(Figure contents as structured data)
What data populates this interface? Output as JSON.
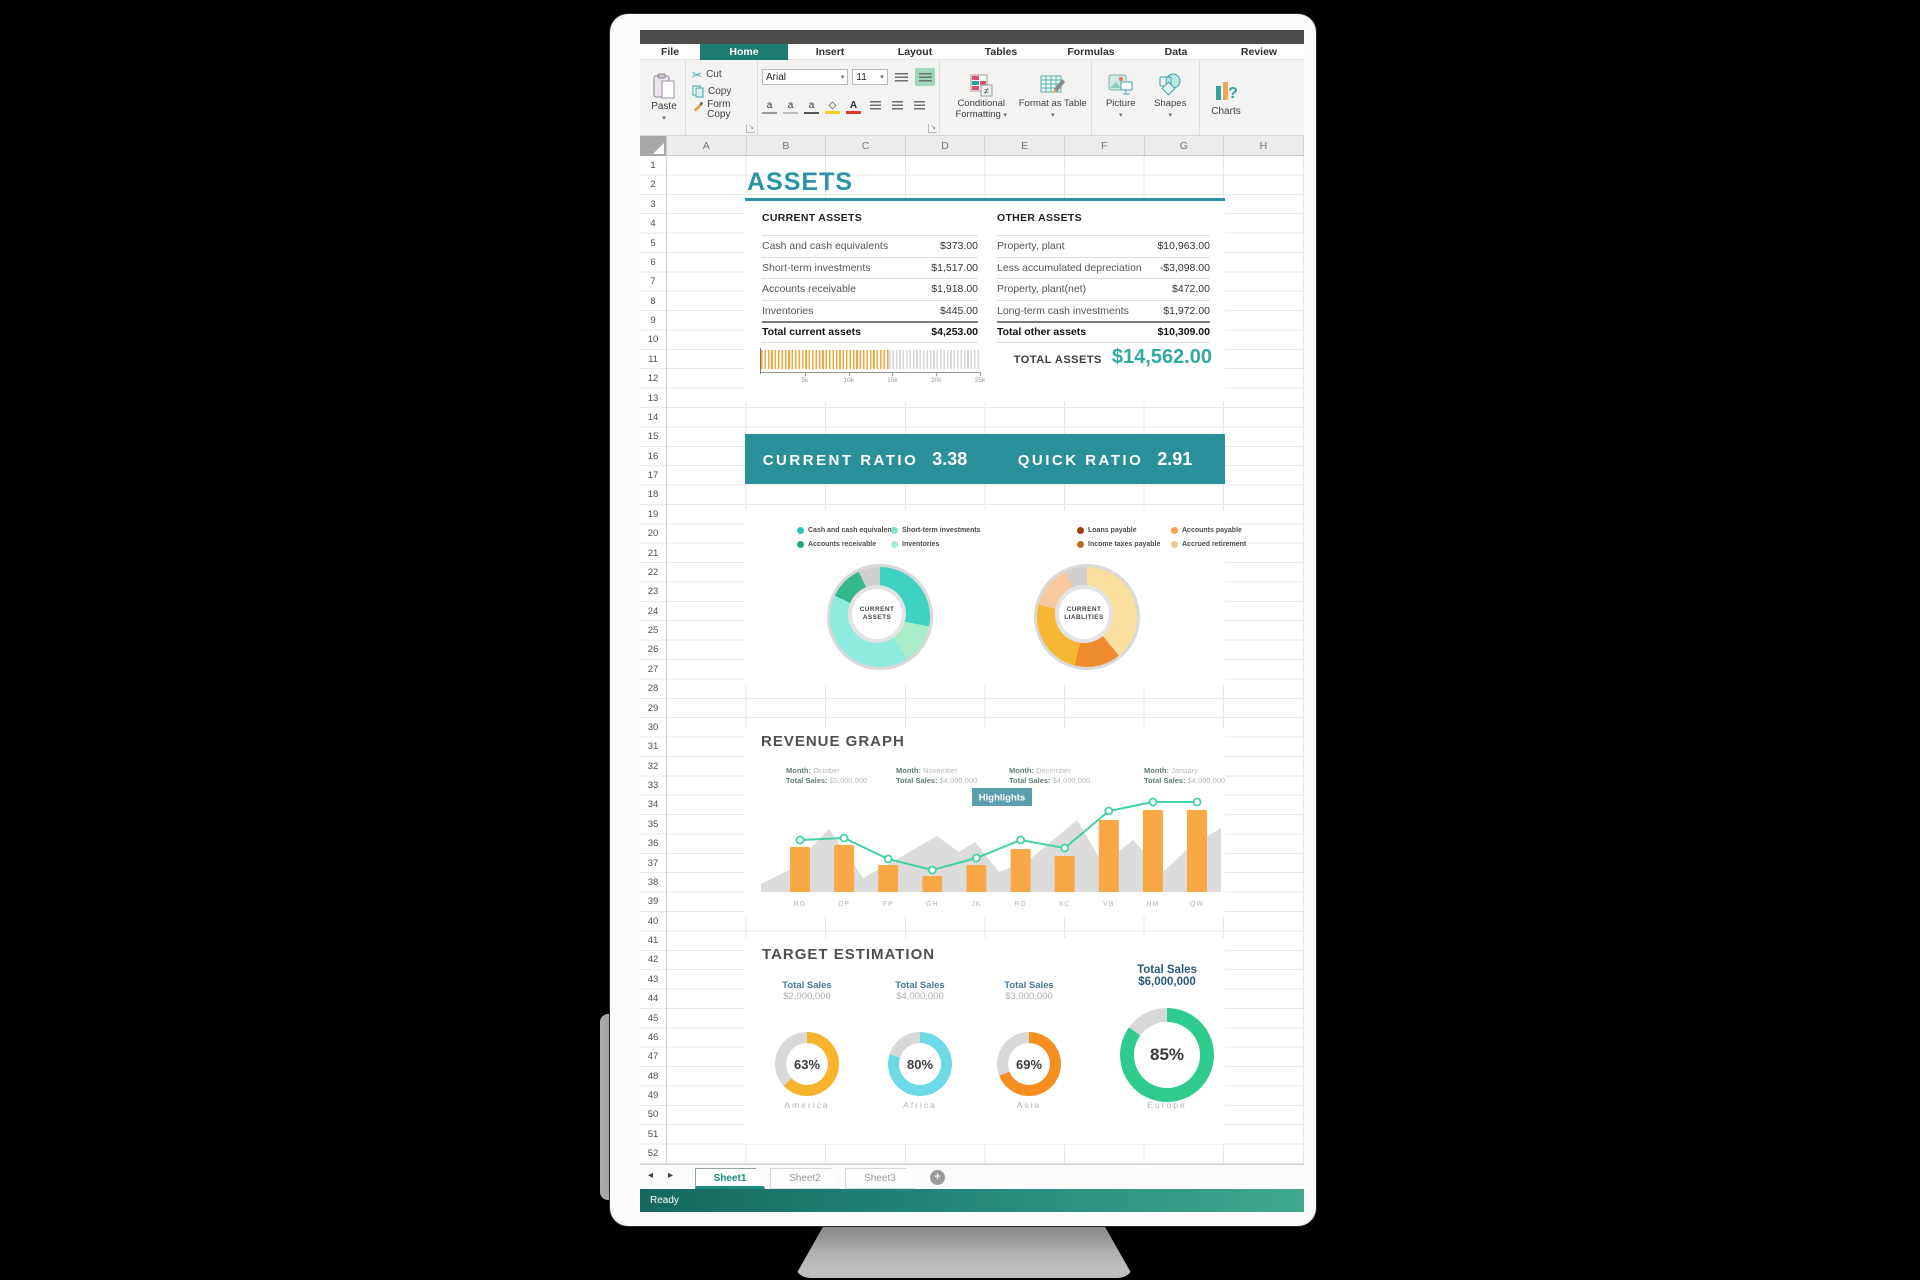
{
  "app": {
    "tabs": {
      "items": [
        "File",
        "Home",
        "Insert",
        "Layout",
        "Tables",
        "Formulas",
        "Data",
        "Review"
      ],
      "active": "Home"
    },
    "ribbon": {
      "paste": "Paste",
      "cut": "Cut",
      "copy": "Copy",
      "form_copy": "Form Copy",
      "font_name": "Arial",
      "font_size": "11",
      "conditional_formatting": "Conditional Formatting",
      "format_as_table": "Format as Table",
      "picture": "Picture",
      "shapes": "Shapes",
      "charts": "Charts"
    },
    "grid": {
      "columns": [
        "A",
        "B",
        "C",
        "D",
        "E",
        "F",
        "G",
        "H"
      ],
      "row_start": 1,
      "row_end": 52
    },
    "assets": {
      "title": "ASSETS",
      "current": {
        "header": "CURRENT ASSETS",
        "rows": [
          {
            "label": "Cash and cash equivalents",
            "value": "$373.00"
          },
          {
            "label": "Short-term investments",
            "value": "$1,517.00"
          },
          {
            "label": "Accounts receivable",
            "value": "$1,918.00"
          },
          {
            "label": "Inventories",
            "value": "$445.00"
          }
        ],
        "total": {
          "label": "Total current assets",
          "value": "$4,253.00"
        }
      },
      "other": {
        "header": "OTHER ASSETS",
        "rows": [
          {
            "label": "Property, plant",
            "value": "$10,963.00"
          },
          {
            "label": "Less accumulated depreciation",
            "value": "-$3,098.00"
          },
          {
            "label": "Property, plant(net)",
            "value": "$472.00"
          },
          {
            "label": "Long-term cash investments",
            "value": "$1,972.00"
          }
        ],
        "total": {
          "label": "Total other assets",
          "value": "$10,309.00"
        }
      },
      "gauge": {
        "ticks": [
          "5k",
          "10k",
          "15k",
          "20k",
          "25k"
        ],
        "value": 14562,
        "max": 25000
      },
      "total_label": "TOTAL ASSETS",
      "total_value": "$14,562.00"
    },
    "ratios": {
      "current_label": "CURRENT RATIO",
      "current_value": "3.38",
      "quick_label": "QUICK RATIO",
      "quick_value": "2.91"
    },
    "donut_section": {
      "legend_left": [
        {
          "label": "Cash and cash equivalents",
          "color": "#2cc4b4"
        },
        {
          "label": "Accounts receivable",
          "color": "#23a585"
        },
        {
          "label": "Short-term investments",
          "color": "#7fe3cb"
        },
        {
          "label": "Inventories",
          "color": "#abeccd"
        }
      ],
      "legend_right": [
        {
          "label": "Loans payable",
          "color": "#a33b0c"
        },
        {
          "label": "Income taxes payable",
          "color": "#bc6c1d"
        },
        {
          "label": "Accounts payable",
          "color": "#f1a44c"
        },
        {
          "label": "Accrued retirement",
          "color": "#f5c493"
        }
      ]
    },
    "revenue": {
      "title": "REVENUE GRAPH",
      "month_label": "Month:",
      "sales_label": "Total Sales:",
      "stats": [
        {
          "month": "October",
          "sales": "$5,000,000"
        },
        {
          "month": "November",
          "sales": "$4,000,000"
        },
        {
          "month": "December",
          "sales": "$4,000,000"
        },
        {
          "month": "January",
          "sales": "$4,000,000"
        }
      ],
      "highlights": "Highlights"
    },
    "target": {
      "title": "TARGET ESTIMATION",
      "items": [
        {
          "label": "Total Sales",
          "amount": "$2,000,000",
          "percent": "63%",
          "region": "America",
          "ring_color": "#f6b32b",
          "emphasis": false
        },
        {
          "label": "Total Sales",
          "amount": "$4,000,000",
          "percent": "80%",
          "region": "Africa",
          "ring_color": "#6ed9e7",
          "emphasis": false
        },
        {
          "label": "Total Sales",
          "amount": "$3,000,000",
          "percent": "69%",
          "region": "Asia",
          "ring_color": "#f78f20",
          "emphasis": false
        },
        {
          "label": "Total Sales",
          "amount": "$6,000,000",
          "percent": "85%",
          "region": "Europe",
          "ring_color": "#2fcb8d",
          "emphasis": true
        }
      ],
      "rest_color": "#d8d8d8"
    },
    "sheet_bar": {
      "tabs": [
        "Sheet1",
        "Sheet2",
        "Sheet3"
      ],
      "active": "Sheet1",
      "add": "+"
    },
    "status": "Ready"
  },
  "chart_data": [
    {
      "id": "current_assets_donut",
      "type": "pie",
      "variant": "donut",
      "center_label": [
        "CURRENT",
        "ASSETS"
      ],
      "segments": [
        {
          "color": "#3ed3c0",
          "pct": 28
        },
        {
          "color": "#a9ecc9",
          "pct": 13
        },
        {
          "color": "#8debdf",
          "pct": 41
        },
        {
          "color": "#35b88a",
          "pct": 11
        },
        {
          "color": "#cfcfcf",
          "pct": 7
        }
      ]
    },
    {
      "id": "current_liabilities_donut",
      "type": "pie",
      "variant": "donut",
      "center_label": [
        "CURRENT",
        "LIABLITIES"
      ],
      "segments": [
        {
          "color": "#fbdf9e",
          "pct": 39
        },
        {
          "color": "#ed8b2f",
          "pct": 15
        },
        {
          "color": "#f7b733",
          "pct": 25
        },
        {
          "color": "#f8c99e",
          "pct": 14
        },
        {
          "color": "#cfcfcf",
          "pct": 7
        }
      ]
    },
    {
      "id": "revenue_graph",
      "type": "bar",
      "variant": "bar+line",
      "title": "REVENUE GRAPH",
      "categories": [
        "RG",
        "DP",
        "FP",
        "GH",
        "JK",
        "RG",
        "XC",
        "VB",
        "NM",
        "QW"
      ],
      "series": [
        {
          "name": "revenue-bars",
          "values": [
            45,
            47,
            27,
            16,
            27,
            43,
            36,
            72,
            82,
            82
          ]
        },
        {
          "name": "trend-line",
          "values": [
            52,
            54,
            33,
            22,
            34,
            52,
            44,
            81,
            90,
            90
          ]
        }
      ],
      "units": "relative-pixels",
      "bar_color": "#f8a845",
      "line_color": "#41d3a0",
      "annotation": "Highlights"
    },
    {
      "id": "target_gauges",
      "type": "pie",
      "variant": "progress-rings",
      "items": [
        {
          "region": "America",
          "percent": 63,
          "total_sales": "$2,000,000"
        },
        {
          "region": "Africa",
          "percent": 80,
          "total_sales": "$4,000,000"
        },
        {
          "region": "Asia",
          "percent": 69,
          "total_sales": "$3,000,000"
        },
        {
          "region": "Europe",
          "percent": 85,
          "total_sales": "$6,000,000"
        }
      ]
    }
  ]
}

▸ **DIRECTIONS FOR THIS TASK**: Search the data for "cash" and list every line in which it occurs.

▸ **RESPONSE TO THE TASK**:
            "label": "Cash and cash equivalents",
            "label": "Long-term cash investments",
          "label": "Cash and cash equivalents",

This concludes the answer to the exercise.